# Start of Material shown

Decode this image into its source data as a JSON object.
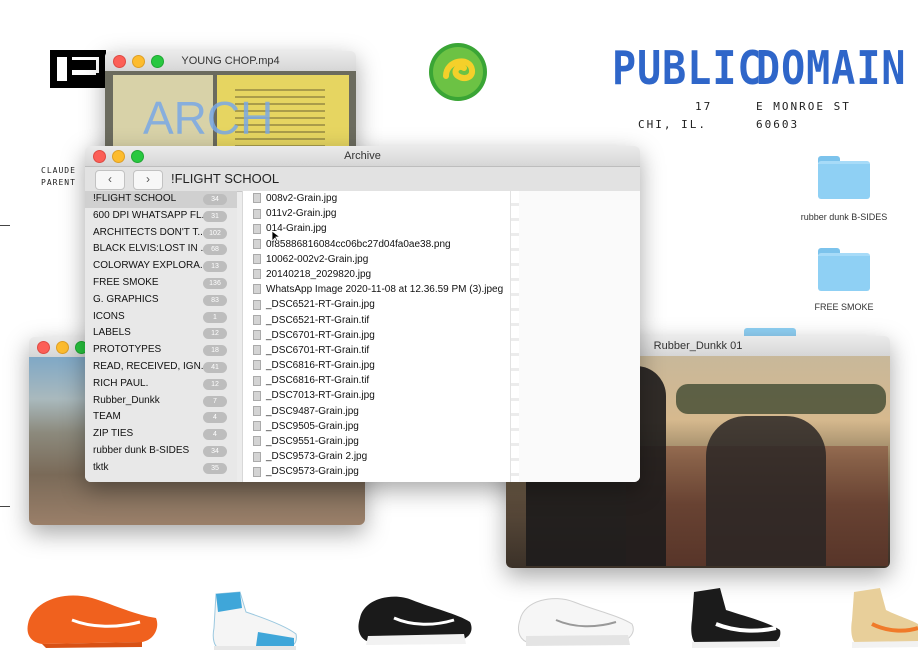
{
  "header": {
    "title_public": "PUBLIC",
    "title_domain": "DOMAIN",
    "addr_num": "17",
    "addr_street": "E MONROE ST",
    "addr_city": "CHI, IL.",
    "addr_zip": "60603"
  },
  "desktop": {
    "left_caption_1": "CLAUDE",
    "left_caption_2": "PARENT",
    "folders": [
      {
        "label": "rubber dunk B-SIDES"
      },
      {
        "label": "FREE SMOKE"
      }
    ]
  },
  "video_window": {
    "title": "YOUNG CHOP.mp4",
    "overlay_text": "ARCH"
  },
  "archive": {
    "title": "Archive",
    "back_label": "‹",
    "forward_label": "›",
    "current_folder": "!FLIGHT SCHOOL",
    "sidebar": [
      {
        "label": "!FLIGHT SCHOOL",
        "count": "34"
      },
      {
        "label": "600 DPI WHATSAPP FL...",
        "count": "31"
      },
      {
        "label": "ARCHITECTS DON'T T...",
        "count": "102"
      },
      {
        "label": "BLACK ELVIS:LOST IN ...",
        "count": "68"
      },
      {
        "label": "COLORWAY EXPLORA...",
        "count": "13"
      },
      {
        "label": "FREE SMOKE",
        "count": "136"
      },
      {
        "label": "G. GRAPHICS",
        "count": "83"
      },
      {
        "label": "ICONS",
        "count": "1"
      },
      {
        "label": "LABELS",
        "count": "12"
      },
      {
        "label": "PROTOTYPES",
        "count": "18"
      },
      {
        "label": "READ, RECEIVED, IGN...",
        "count": "41"
      },
      {
        "label": "RICH PAUL.",
        "count": "12"
      },
      {
        "label": "Rubber_Dunkk",
        "count": "7"
      },
      {
        "label": "TEAM",
        "count": "4"
      },
      {
        "label": "ZIP TIES",
        "count": "4"
      },
      {
        "label": "rubber dunk B-SIDES",
        "count": "34"
      },
      {
        "label": "tktk",
        "count": "35"
      }
    ],
    "files": [
      "008v2-Grain.jpg",
      "011v2-Grain.jpg",
      "014-Grain.jpg",
      "0f85886816084cc06bc27d04fa0ae38.png",
      "10062-002v2-Grain.jpg",
      "20140218_2029820.jpg",
      "WhatsApp Image 2020-11-08 at 12.36.59 PM (3).jpeg",
      "_DSC6521-RT-Grain.jpg",
      "_DSC6521-RT-Grain.tif",
      "_DSC6701-RT-Grain.jpg",
      "_DSC6701-RT-Grain.tif",
      "_DSC6816-RT-Grain.jpg",
      "_DSC6816-RT-Grain.tif",
      "_DSC7013-RT-Grain.jpg",
      "_DSC9487-Grain.jpg",
      "_DSC9505-Grain.jpg",
      "_DSC9551-Grain.jpg",
      "_DSC9573-Grain 2.jpg",
      "_DSC9573-Grain.jpg"
    ]
  },
  "rubber_window": {
    "title": "Rubber_Dunkk 01"
  },
  "colors": {
    "accent_blue": "#2f66c9",
    "folder_blue": "#8fd0f4"
  }
}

# End of Material shown

Exercise directions: Go through the listing above and work out how many lines contain the string "FLIGHT". Reply with the number alone.

Solution to this problem: 2